Exercise task —
Reproduce exactly the lines below, starting at the line that contains "Give me the" and ending with the last line of the records, both included; leave out any pictures.

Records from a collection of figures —
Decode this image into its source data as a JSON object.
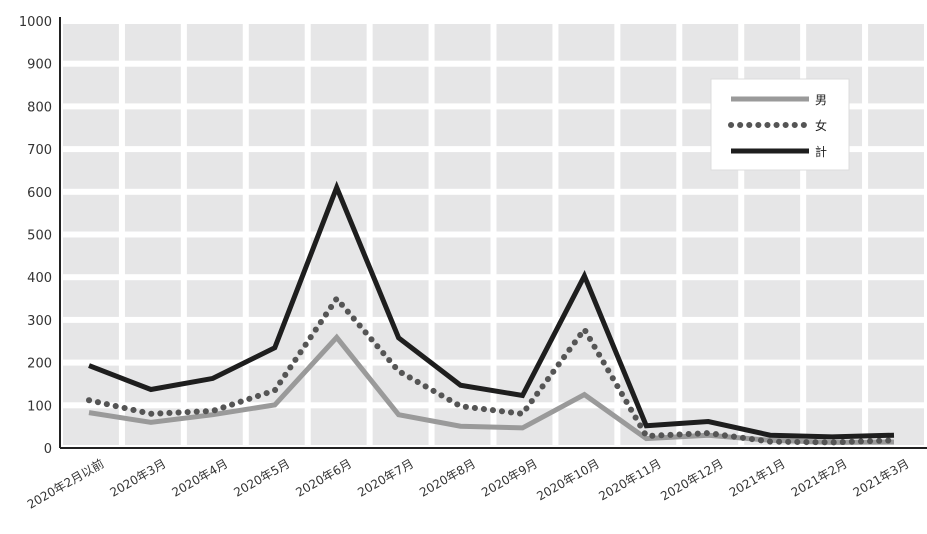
{
  "chart_data": {
    "type": "line",
    "title": "",
    "xlabel": "",
    "ylabel": "",
    "ylim": [
      0,
      1000
    ],
    "yticks": [
      0,
      100,
      200,
      300,
      400,
      500,
      600,
      700,
      800,
      900,
      1000
    ],
    "grid": true,
    "legend_position": "top-right",
    "categories": [
      "2020年2月以前",
      "2020年3月",
      "2020年4月",
      "2020年5月",
      "2020年6月",
      "2020年7月",
      "2020年8月",
      "2020年9月",
      "2020年10月",
      "2020年11月",
      "2020年12月",
      "2021年1月",
      "2021年2月",
      "2021年3月"
    ],
    "series": [
      {
        "name": "男",
        "color": "#9a9a9a",
        "style": "solid",
        "values": [
          83,
          60,
          78,
          101,
          259,
          78,
          51,
          47,
          125,
          22,
          30,
          18,
          13,
          14
        ]
      },
      {
        "name": "女",
        "color": "#555555",
        "style": "dotted",
        "values": [
          112,
          80,
          87,
          135,
          350,
          180,
          98,
          80,
          278,
          28,
          35,
          15,
          13,
          18
        ]
      },
      {
        "name": "計",
        "color": "#1e1e1e",
        "style": "solid",
        "values": [
          193,
          137,
          163,
          235,
          610,
          258,
          147,
          123,
          403,
          52,
          62,
          30,
          26,
          30
        ]
      }
    ]
  }
}
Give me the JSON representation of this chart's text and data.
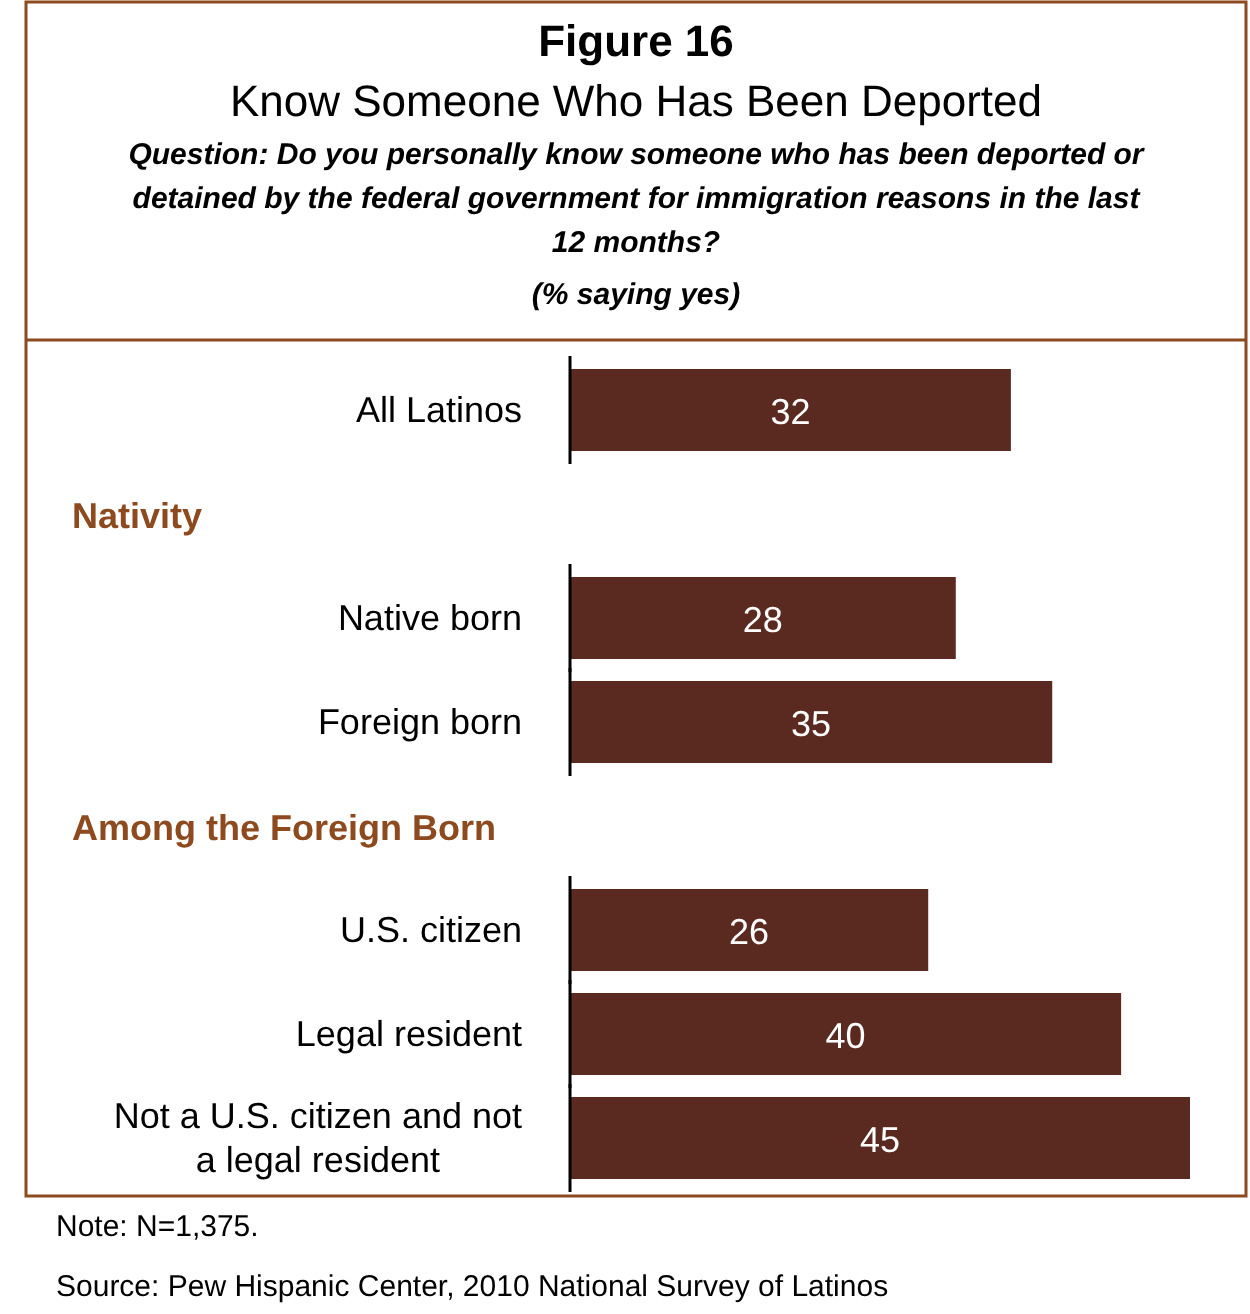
{
  "chart_data": {
    "type": "bar",
    "orientation": "horizontal",
    "title": "Figure 16",
    "subtitle": "Know Someone Who Has Been Deported",
    "annotations": [
      "Question: Do you personally know someone who has been deported or detained by the federal government for immigration reasons in the last 12 months?",
      "(% saying yes)",
      "Nativity",
      "Among the Foreign Born",
      "Note: N=1,375.",
      "Source: Pew Hispanic Center, 2010 National Survey of Latinos"
    ],
    "categories": [
      "All Latinos",
      null,
      "Native born",
      "Foreign born",
      null,
      "U.S. citizen",
      "Legal resident",
      "Not a U.S. citizen and not a legal resident"
    ],
    "values": [
      32,
      null,
      28,
      35,
      null,
      26,
      40,
      45
    ],
    "color": "#5a2a20",
    "data_labels": true
  }
}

Written solution —
Give me the JSON representation of this chart's text and data.
{
  "chart_data": {
    "type": "bar",
    "orientation": "horizontal",
    "title": "Figure 16",
    "subtitle": "Know Someone Who Has Been Deported",
    "annotations": [
      "Question: Do you personally know someone who has been deported or detained by the federal government for immigration reasons in the last 12 months?",
      "(% saying yes)",
      "Nativity",
      "Among the Foreign Born",
      "Note: N=1,375.",
      "Source: Pew Hispanic Center, 2010 National Survey of Latinos"
    ],
    "categories": [
      "All Latinos",
      null,
      "Native born",
      "Foreign born",
      null,
      "U.S. citizen",
      "Legal resident",
      "Not a U.S. citizen and not a legal resident"
    ],
    "values": [
      32,
      null,
      28,
      35,
      null,
      26,
      40,
      45
    ],
    "color": "#5a2a20",
    "data_labels": true
  }
}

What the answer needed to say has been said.